[begin DATASET RECORDS]
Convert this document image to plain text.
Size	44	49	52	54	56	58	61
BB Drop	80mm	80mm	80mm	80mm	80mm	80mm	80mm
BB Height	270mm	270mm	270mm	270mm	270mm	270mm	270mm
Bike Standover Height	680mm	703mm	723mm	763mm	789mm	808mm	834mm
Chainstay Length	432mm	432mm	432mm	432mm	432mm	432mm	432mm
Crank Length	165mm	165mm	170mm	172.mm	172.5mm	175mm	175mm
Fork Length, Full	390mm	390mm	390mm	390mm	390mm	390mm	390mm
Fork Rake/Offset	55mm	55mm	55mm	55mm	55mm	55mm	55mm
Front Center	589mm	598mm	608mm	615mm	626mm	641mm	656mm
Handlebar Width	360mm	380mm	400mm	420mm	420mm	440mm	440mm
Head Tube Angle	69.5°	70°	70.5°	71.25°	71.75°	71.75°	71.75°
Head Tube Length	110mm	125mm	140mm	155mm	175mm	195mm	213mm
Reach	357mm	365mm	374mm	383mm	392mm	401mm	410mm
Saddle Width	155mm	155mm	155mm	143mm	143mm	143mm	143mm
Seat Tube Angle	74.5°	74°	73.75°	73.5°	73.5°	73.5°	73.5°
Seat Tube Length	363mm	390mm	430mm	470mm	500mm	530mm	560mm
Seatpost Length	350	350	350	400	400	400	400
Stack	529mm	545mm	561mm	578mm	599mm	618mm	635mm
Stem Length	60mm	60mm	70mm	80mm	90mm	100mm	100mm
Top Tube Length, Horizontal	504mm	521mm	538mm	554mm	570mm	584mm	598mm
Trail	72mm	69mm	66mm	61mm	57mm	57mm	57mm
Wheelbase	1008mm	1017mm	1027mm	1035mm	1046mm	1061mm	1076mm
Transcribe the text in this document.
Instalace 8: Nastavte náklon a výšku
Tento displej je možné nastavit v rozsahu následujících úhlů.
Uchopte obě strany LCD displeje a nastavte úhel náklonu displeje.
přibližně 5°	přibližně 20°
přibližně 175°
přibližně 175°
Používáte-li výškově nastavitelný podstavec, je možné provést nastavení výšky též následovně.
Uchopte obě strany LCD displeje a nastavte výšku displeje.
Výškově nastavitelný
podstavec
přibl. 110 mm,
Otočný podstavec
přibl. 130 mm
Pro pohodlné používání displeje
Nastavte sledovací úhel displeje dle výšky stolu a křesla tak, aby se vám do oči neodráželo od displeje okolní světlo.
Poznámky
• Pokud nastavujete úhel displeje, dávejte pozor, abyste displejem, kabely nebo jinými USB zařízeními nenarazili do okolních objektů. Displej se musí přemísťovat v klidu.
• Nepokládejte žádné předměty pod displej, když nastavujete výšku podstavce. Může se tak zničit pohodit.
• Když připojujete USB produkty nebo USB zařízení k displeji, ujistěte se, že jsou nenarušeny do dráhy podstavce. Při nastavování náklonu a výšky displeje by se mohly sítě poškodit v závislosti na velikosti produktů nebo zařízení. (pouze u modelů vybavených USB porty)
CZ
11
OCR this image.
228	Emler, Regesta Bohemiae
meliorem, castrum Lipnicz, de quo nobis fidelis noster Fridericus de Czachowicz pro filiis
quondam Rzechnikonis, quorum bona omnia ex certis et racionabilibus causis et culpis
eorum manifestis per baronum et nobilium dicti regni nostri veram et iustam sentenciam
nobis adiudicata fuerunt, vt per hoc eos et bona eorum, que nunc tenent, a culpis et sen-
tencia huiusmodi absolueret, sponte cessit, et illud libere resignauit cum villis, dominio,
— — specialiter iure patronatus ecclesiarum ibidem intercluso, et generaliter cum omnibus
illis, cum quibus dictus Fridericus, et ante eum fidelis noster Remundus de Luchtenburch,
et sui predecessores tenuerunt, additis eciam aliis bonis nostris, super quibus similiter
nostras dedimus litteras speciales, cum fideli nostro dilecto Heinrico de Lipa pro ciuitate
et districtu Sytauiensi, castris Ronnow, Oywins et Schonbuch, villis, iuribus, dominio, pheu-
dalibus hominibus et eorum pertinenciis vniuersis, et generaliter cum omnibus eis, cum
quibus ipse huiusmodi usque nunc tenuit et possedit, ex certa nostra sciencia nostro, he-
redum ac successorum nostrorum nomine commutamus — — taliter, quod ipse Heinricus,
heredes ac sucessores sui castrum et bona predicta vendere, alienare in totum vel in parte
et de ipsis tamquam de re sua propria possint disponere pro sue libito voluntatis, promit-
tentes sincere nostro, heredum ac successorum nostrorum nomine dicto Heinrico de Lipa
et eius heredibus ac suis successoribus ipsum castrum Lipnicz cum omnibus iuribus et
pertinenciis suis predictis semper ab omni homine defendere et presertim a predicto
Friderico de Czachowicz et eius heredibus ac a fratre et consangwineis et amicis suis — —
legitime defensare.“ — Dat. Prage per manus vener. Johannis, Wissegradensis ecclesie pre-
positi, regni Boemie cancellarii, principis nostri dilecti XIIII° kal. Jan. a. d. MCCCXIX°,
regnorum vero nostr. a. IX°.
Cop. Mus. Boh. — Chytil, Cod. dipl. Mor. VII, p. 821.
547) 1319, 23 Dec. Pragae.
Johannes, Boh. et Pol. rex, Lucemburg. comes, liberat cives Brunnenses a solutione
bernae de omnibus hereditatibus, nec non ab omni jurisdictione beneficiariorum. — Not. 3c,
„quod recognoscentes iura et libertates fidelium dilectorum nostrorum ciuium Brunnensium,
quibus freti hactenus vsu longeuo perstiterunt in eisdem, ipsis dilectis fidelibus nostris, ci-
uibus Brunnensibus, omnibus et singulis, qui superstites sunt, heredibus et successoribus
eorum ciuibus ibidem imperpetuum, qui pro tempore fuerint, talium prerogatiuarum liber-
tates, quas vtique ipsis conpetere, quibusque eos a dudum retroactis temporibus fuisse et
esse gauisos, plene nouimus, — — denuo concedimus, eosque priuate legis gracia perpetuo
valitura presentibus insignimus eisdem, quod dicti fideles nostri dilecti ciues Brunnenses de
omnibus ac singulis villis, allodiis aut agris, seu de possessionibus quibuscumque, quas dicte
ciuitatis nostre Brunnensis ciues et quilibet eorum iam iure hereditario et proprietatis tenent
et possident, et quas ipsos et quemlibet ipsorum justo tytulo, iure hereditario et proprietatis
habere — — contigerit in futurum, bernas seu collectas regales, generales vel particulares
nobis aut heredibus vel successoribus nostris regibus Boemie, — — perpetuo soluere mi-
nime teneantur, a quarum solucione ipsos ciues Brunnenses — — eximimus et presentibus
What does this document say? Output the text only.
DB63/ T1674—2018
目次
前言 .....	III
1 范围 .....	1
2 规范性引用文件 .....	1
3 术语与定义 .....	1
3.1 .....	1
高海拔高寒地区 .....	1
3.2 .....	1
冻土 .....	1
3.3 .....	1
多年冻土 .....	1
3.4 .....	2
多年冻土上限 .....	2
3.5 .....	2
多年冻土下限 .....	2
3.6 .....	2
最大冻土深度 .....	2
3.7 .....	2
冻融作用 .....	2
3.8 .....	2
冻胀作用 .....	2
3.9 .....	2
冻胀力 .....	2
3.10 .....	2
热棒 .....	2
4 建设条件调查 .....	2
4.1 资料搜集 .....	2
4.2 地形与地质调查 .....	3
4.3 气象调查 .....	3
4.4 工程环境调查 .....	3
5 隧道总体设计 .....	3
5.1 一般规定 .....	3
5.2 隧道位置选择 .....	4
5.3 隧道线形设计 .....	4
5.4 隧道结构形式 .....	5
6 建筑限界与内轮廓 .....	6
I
[end DATASET RECORDS]
--- EXERCISE OBJECTIVE ---
Make a tally of the lines in this data that include the string "nastavujete", and answer with that tally alone.

--- SOLUTION TO THE EXERCISE ---
2